**TASK BRIEF**.
With the pictures omitted, write out the entries that follow exactly as they stand.
====
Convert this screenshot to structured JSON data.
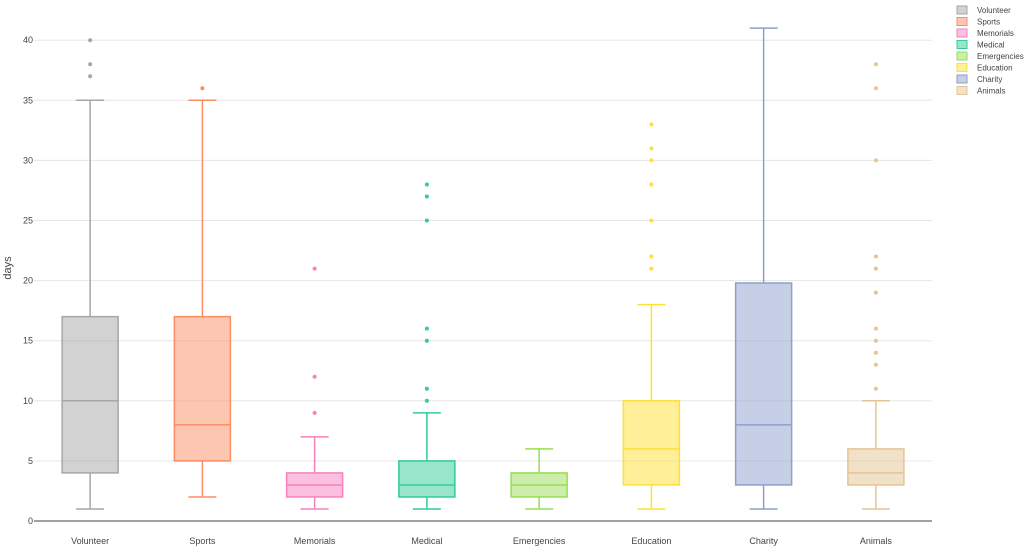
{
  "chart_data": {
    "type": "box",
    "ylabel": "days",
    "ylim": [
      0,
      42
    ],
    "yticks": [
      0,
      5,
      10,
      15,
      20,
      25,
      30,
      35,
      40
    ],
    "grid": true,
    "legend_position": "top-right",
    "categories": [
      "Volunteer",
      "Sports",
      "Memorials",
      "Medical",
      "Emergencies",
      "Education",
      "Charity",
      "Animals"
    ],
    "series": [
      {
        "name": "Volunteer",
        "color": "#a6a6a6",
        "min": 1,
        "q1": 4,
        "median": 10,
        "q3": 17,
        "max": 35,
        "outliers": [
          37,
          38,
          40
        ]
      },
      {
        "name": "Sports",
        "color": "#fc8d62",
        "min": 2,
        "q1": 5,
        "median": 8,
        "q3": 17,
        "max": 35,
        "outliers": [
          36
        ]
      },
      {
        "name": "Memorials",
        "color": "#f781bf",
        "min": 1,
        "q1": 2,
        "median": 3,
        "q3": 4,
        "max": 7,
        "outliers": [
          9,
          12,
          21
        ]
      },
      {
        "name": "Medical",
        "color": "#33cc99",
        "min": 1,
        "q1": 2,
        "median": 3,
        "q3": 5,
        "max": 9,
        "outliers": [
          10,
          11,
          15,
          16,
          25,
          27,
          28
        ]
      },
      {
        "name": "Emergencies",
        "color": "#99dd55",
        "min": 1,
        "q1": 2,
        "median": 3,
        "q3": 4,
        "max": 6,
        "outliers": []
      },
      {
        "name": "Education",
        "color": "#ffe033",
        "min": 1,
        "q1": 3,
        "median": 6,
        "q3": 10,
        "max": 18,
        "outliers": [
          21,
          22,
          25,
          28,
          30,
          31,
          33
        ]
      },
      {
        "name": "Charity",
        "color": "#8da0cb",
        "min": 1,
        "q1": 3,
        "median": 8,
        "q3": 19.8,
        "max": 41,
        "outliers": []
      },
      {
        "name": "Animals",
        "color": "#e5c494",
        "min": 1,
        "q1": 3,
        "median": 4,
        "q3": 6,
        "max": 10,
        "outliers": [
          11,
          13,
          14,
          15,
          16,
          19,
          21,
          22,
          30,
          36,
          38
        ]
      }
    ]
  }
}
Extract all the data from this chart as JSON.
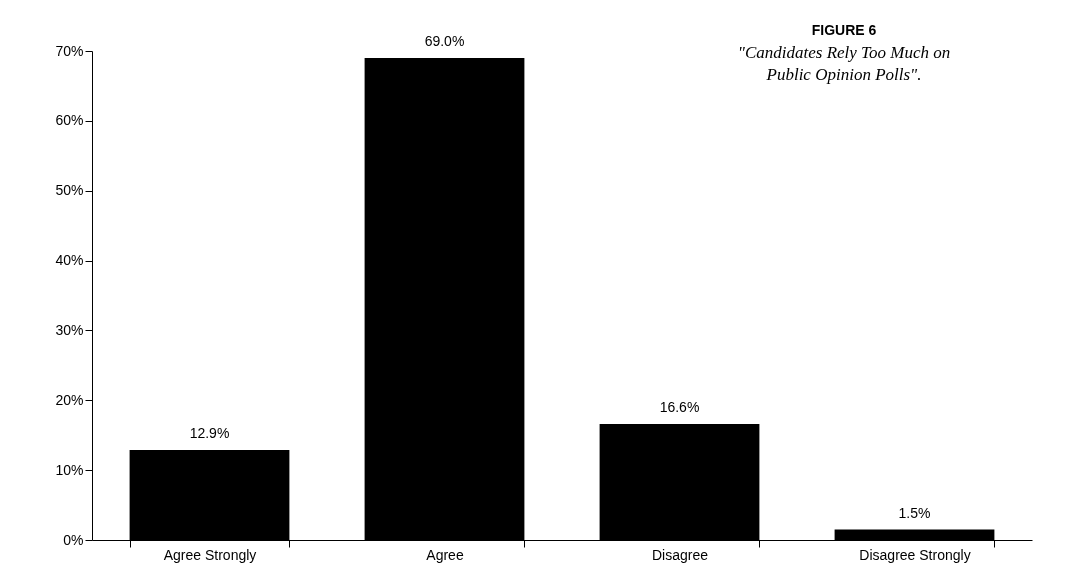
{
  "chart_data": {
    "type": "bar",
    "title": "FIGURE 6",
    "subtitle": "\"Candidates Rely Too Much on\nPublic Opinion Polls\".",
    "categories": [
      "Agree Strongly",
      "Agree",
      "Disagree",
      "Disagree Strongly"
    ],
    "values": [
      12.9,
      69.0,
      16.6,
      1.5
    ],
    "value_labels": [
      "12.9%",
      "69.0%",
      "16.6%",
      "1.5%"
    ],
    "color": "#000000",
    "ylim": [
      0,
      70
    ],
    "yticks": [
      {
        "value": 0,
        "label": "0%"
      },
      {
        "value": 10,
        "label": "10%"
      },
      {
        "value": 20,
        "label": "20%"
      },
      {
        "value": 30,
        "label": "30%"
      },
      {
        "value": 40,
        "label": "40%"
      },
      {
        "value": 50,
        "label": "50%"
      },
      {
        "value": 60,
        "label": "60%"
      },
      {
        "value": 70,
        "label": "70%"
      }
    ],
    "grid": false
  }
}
====
**EXERCISE RESPONSE**.
Convert this screenshot to structured JSON data.
{
  "chart_data": {
    "type": "box",
    "ylabel": "days",
    "ylim": [
      0,
      42
    ],
    "yticks": [
      0,
      5,
      10,
      15,
      20,
      25,
      30,
      35,
      40
    ],
    "grid": true,
    "legend_position": "top-right",
    "categories": [
      "Volunteer",
      "Sports",
      "Memorials",
      "Medical",
      "Emergencies",
      "Education",
      "Charity",
      "Animals"
    ],
    "series": [
      {
        "name": "Volunteer",
        "color": "#a6a6a6",
        "min": 1,
        "q1": 4,
        "median": 10,
        "q3": 17,
        "max": 35,
        "outliers": [
          37,
          38,
          40
        ]
      },
      {
        "name": "Sports",
        "color": "#fc8d62",
        "min": 2,
        "q1": 5,
        "median": 8,
        "q3": 17,
        "max": 35,
        "outliers": [
          36
        ]
      },
      {
        "name": "Memorials",
        "color": "#f781bf",
        "min": 1,
        "q1": 2,
        "median": 3,
        "q3": 4,
        "max": 7,
        "outliers": [
          9,
          12,
          21
        ]
      },
      {
        "name": "Medical",
        "color": "#33cc99",
        "min": 1,
        "q1": 2,
        "median": 3,
        "q3": 5,
        "max": 9,
        "outliers": [
          10,
          11,
          15,
          16,
          25,
          27,
          28
        ]
      },
      {
        "name": "Emergencies",
        "color": "#99dd55",
        "min": 1,
        "q1": 2,
        "median": 3,
        "q3": 4,
        "max": 6,
        "outliers": []
      },
      {
        "name": "Education",
        "color": "#ffe033",
        "min": 1,
        "q1": 3,
        "median": 6,
        "q3": 10,
        "max": 18,
        "outliers": [
          21,
          22,
          25,
          28,
          30,
          31,
          33
        ]
      },
      {
        "name": "Charity",
        "color": "#8da0cb",
        "min": 1,
        "q1": 3,
        "median": 8,
        "q3": 19.8,
        "max": 41,
        "outliers": []
      },
      {
        "name": "Animals",
        "color": "#e5c494",
        "min": 1,
        "q1": 3,
        "median": 4,
        "q3": 6,
        "max": 10,
        "outliers": [
          11,
          13,
          14,
          15,
          16,
          19,
          21,
          22,
          30,
          36,
          38
        ]
      }
    ]
  }
}
Extract all the data from this chart as JSON.
{
  "chart_data": {
    "type": "bar",
    "title": "FIGURE 6",
    "subtitle": "\"Candidates Rely Too Much on\nPublic Opinion Polls\".",
    "categories": [
      "Agree Strongly",
      "Agree",
      "Disagree",
      "Disagree Strongly"
    ],
    "values": [
      12.9,
      69.0,
      16.6,
      1.5
    ],
    "value_labels": [
      "12.9%",
      "69.0%",
      "16.6%",
      "1.5%"
    ],
    "color": "#000000",
    "ylim": [
      0,
      70
    ],
    "yticks": [
      {
        "value": 0,
        "label": "0%"
      },
      {
        "value": 10,
        "label": "10%"
      },
      {
        "value": 20,
        "label": "20%"
      },
      {
        "value": 30,
        "label": "30%"
      },
      {
        "value": 40,
        "label": "40%"
      },
      {
        "value": 50,
        "label": "50%"
      },
      {
        "value": 60,
        "label": "60%"
      },
      {
        "value": 70,
        "label": "70%"
      }
    ],
    "grid": false
  }
}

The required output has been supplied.